[Task prompt]:
Where a line contains the word "this", copy that line in full.

============================================================

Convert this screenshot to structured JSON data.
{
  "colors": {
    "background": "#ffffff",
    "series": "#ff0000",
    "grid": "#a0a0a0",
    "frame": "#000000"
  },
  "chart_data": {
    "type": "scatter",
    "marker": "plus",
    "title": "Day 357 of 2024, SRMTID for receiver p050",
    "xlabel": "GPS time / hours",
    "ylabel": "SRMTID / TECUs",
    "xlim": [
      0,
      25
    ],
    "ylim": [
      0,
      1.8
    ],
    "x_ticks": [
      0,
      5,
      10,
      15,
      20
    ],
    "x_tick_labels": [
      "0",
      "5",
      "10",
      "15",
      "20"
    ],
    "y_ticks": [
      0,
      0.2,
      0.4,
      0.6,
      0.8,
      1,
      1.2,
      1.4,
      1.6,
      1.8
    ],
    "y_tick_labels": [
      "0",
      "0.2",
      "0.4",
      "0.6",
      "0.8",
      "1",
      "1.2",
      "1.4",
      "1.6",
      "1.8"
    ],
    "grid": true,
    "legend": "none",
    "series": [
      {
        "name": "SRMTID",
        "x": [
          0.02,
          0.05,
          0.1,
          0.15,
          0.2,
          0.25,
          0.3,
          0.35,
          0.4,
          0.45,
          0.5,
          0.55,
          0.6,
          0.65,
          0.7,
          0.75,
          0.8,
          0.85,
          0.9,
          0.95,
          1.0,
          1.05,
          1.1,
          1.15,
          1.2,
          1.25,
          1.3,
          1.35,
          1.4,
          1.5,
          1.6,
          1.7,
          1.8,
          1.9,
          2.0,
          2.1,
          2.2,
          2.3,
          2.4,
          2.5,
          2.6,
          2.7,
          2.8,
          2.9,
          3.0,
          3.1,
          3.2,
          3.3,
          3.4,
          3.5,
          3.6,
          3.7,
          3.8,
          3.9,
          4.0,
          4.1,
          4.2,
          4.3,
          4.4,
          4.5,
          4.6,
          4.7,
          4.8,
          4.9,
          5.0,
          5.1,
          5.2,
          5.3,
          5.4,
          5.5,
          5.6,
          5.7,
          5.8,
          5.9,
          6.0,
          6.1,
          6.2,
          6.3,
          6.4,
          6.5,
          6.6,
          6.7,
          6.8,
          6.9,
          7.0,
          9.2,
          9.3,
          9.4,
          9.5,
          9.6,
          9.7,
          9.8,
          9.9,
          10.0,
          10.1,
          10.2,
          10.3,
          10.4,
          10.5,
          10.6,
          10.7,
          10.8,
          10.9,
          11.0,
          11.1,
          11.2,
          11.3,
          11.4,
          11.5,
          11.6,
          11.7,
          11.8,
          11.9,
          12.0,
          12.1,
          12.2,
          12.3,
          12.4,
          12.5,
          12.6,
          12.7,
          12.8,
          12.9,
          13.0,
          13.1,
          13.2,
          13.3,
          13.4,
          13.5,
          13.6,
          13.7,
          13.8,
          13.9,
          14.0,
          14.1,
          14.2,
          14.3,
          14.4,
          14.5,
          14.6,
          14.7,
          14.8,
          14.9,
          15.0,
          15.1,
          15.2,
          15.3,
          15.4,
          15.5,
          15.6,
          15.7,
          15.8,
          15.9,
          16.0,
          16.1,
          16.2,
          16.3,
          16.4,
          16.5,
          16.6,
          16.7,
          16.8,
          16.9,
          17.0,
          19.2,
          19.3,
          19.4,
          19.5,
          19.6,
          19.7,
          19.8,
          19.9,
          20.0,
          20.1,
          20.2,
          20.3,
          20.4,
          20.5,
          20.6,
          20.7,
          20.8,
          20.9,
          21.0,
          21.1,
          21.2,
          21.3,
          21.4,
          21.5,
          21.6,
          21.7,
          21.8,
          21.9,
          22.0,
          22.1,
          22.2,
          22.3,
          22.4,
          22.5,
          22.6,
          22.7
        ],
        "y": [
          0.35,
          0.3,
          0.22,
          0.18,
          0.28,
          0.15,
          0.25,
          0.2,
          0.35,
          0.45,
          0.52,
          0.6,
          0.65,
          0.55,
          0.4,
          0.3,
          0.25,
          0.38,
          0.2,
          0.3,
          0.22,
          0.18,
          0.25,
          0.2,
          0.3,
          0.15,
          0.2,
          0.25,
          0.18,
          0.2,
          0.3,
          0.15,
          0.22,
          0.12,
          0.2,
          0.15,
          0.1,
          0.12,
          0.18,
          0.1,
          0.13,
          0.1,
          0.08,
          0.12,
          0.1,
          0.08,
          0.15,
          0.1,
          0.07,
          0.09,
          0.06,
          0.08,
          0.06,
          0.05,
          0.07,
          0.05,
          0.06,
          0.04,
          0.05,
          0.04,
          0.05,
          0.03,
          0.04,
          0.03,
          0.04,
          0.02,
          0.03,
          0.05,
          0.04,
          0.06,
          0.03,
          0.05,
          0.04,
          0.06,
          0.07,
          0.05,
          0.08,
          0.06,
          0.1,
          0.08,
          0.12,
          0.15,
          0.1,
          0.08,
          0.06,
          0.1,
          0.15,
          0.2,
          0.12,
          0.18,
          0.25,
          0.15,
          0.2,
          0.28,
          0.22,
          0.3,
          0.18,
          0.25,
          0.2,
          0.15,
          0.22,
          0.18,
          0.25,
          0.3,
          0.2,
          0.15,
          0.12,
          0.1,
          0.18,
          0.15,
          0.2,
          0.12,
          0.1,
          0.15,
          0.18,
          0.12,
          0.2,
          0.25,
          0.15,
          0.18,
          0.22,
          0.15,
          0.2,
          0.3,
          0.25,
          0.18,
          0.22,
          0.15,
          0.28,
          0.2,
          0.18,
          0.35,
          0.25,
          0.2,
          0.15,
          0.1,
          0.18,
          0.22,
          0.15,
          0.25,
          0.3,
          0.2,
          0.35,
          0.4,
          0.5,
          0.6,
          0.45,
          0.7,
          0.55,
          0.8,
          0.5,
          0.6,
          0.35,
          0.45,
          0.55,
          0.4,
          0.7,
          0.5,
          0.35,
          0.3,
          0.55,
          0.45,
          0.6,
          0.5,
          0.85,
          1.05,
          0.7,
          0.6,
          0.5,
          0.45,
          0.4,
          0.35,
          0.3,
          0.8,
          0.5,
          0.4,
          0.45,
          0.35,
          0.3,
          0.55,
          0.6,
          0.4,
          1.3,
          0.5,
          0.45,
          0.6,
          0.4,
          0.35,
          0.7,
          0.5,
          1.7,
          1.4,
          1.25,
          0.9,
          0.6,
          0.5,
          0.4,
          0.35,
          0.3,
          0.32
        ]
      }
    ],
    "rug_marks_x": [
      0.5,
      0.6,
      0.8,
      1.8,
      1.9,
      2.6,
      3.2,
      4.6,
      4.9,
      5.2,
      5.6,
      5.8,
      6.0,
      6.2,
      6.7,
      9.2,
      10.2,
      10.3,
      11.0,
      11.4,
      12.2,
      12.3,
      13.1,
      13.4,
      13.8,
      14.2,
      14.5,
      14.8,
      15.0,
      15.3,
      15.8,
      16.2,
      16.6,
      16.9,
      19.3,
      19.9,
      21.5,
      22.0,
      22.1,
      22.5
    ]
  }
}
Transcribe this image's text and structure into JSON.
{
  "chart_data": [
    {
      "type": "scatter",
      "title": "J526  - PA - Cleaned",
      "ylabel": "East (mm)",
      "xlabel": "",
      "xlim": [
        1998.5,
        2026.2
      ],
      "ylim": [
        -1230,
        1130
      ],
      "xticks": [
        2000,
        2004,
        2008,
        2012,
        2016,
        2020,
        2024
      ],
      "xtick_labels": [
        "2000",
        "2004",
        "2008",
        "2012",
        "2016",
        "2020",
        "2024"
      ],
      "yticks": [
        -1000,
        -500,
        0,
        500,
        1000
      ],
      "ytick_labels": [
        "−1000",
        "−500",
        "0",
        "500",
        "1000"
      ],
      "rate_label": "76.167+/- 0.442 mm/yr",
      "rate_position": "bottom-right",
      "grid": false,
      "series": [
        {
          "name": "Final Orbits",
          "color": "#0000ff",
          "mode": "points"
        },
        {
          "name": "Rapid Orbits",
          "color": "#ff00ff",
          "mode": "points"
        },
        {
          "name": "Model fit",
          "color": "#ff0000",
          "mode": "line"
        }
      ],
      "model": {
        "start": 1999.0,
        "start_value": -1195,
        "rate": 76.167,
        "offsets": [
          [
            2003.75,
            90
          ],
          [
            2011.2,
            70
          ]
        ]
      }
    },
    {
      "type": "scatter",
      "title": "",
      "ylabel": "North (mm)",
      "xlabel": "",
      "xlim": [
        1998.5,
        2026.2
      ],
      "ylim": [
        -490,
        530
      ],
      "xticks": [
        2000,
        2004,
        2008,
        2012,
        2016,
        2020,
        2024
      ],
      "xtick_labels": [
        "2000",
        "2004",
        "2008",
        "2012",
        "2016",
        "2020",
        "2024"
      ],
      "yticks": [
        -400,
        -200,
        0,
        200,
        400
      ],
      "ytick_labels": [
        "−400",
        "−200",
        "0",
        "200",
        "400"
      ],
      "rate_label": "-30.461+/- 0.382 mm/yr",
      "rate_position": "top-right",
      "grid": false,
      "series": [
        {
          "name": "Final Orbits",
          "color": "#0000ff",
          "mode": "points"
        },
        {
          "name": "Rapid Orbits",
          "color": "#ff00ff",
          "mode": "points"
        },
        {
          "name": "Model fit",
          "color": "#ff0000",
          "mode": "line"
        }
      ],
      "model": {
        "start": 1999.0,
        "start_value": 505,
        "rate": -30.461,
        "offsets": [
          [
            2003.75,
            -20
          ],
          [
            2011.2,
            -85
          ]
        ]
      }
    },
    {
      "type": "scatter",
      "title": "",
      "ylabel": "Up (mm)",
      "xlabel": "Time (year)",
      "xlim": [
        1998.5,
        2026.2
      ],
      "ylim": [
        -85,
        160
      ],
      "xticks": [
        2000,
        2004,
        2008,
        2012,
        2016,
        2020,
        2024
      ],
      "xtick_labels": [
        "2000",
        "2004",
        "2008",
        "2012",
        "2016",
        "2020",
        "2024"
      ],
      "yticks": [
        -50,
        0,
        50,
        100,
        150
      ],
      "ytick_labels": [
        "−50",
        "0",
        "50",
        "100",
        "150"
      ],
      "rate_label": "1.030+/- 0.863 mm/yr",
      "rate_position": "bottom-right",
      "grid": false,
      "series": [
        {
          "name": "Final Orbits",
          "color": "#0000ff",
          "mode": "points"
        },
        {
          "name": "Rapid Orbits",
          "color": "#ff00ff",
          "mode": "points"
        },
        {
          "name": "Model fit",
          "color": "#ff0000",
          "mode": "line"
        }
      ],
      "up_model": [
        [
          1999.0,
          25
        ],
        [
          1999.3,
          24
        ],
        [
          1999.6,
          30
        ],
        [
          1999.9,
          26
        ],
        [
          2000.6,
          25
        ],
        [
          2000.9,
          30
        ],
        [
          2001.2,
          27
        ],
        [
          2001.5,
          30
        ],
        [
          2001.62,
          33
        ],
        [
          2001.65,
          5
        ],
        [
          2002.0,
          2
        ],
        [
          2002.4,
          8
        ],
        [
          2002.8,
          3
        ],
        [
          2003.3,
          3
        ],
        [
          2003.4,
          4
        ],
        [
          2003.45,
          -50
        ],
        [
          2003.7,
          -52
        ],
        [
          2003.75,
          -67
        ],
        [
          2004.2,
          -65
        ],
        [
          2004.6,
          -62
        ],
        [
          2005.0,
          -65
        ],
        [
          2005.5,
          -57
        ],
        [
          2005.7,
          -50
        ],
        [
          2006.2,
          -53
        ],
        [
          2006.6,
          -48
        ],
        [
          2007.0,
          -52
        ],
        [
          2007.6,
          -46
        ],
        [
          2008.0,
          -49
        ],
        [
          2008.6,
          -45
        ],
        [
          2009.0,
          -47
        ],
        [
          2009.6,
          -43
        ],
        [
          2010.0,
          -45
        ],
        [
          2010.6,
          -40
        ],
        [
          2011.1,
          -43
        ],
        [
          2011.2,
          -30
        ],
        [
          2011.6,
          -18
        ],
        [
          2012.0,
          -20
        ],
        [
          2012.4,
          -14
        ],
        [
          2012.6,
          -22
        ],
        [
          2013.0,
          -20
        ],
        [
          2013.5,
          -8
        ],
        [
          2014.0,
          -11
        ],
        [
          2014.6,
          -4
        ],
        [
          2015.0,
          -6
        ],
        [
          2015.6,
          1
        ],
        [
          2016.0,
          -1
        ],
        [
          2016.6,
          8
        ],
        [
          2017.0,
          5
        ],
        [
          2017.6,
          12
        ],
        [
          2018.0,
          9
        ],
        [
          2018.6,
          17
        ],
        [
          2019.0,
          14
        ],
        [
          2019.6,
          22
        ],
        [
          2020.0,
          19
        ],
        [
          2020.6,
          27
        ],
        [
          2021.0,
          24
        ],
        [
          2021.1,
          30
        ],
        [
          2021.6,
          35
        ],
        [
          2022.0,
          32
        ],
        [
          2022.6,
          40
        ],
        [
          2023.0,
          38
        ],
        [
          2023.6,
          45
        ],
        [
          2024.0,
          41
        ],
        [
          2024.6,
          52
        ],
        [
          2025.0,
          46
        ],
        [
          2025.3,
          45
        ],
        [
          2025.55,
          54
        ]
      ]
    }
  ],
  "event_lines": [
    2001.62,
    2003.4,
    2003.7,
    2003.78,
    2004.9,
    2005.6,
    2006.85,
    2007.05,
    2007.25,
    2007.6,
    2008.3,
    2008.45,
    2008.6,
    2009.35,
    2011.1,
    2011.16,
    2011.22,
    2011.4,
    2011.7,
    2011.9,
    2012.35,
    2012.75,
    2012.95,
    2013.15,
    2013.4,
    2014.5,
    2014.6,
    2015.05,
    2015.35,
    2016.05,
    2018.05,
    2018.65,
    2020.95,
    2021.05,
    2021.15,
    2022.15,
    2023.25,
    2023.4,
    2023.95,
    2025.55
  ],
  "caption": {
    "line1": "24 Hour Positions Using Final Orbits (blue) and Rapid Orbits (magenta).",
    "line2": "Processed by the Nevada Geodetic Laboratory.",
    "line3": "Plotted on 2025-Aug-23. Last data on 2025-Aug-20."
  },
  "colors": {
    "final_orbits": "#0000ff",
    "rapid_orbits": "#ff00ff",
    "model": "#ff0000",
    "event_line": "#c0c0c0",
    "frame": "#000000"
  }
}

============================================================

[Result below]:
Convert this screenshot to structured JSON data.
Transcribe this image's text and structure into JSON.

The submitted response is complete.